## Data for this task
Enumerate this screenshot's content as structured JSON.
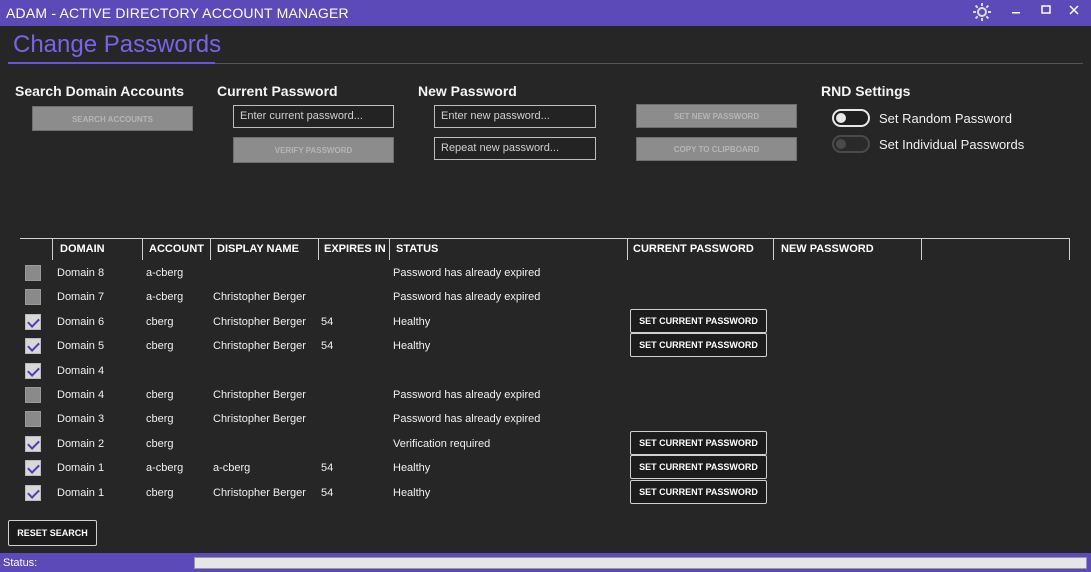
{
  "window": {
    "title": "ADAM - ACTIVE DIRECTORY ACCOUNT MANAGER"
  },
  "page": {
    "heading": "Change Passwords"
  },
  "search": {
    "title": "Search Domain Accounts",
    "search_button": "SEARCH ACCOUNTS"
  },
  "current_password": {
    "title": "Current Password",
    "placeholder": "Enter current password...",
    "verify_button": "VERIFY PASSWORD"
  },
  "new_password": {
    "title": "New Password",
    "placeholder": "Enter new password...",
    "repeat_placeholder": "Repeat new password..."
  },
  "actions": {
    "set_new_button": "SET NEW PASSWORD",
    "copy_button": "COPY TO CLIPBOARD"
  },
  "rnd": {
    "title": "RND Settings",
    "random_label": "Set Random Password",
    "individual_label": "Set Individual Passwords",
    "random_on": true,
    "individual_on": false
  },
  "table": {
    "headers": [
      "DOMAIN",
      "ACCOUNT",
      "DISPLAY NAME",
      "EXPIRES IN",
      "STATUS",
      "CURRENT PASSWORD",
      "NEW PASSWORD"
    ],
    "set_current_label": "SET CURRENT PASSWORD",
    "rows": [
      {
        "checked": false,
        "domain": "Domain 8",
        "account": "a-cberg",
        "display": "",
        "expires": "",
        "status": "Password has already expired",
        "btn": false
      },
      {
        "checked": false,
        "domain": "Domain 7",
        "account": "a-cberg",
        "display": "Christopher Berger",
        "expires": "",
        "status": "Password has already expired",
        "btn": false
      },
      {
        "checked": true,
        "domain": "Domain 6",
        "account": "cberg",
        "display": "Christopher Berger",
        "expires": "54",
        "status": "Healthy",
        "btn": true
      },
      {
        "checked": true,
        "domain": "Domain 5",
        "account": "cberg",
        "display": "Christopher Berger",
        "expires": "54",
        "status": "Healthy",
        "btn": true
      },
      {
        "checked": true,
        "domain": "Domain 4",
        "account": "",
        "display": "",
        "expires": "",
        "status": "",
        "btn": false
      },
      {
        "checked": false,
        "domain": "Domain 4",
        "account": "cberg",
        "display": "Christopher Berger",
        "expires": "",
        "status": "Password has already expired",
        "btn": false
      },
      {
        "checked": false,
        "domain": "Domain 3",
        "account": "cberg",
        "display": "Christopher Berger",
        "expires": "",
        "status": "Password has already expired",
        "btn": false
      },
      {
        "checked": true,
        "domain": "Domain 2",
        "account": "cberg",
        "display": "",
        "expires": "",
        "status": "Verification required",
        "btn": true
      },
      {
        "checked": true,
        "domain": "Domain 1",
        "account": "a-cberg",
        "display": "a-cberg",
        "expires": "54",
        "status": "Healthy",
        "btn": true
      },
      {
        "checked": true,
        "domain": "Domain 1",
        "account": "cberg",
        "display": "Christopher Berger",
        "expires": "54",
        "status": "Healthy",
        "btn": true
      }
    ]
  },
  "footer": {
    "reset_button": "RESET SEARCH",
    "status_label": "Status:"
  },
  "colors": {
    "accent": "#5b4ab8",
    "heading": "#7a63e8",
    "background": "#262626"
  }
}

## Task
In the copy, include no pictures; restate the listing above exactly.

## Answer
Enumerate this screenshot's content as structured JSON.
{
  "window": {
    "title": "ADAM - ACTIVE DIRECTORY ACCOUNT MANAGER"
  },
  "page": {
    "heading": "Change Passwords"
  },
  "search": {
    "title": "Search Domain Accounts",
    "search_button": "SEARCH ACCOUNTS"
  },
  "current_password": {
    "title": "Current Password",
    "placeholder": "Enter current password...",
    "verify_button": "VERIFY PASSWORD"
  },
  "new_password": {
    "title": "New Password",
    "placeholder": "Enter new password...",
    "repeat_placeholder": "Repeat new password..."
  },
  "actions": {
    "set_new_button": "SET NEW PASSWORD",
    "copy_button": "COPY TO CLIPBOARD"
  },
  "rnd": {
    "title": "RND Settings",
    "random_label": "Set Random Password",
    "individual_label": "Set Individual Passwords",
    "random_on": true,
    "individual_on": false
  },
  "table": {
    "headers": [
      "DOMAIN",
      "ACCOUNT",
      "DISPLAY NAME",
      "EXPIRES IN",
      "STATUS",
      "CURRENT PASSWORD",
      "NEW PASSWORD"
    ],
    "set_current_label": "SET CURRENT PASSWORD",
    "rows": [
      {
        "checked": false,
        "domain": "Domain 8",
        "account": "a-cberg",
        "display": "",
        "expires": "",
        "status": "Password has already expired",
        "btn": false
      },
      {
        "checked": false,
        "domain": "Domain 7",
        "account": "a-cberg",
        "display": "Christopher Berger",
        "expires": "",
        "status": "Password has already expired",
        "btn": false
      },
      {
        "checked": true,
        "domain": "Domain 6",
        "account": "cberg",
        "display": "Christopher Berger",
        "expires": "54",
        "status": "Healthy",
        "btn": true
      },
      {
        "checked": true,
        "domain": "Domain 5",
        "account": "cberg",
        "display": "Christopher Berger",
        "expires": "54",
        "status": "Healthy",
        "btn": true
      },
      {
        "checked": true,
        "domain": "Domain 4",
        "account": "",
        "display": "",
        "expires": "",
        "status": "",
        "btn": false
      },
      {
        "checked": false,
        "domain": "Domain 4",
        "account": "cberg",
        "display": "Christopher Berger",
        "expires": "",
        "status": "Password has already expired",
        "btn": false
      },
      {
        "checked": false,
        "domain": "Domain 3",
        "account": "cberg",
        "display": "Christopher Berger",
        "expires": "",
        "status": "Password has already expired",
        "btn": false
      },
      {
        "checked": true,
        "domain": "Domain 2",
        "account": "cberg",
        "display": "",
        "expires": "",
        "status": "Verification required",
        "btn": true
      },
      {
        "checked": true,
        "domain": "Domain 1",
        "account": "a-cberg",
        "display": "a-cberg",
        "expires": "54",
        "status": "Healthy",
        "btn": true
      },
      {
        "checked": true,
        "domain": "Domain 1",
        "account": "cberg",
        "display": "Christopher Berger",
        "expires": "54",
        "status": "Healthy",
        "btn": true
      }
    ]
  },
  "footer": {
    "reset_button": "RESET SEARCH",
    "status_label": "Status:"
  },
  "colors": {
    "accent": "#5b4ab8",
    "heading": "#7a63e8",
    "background": "#262626"
  }
}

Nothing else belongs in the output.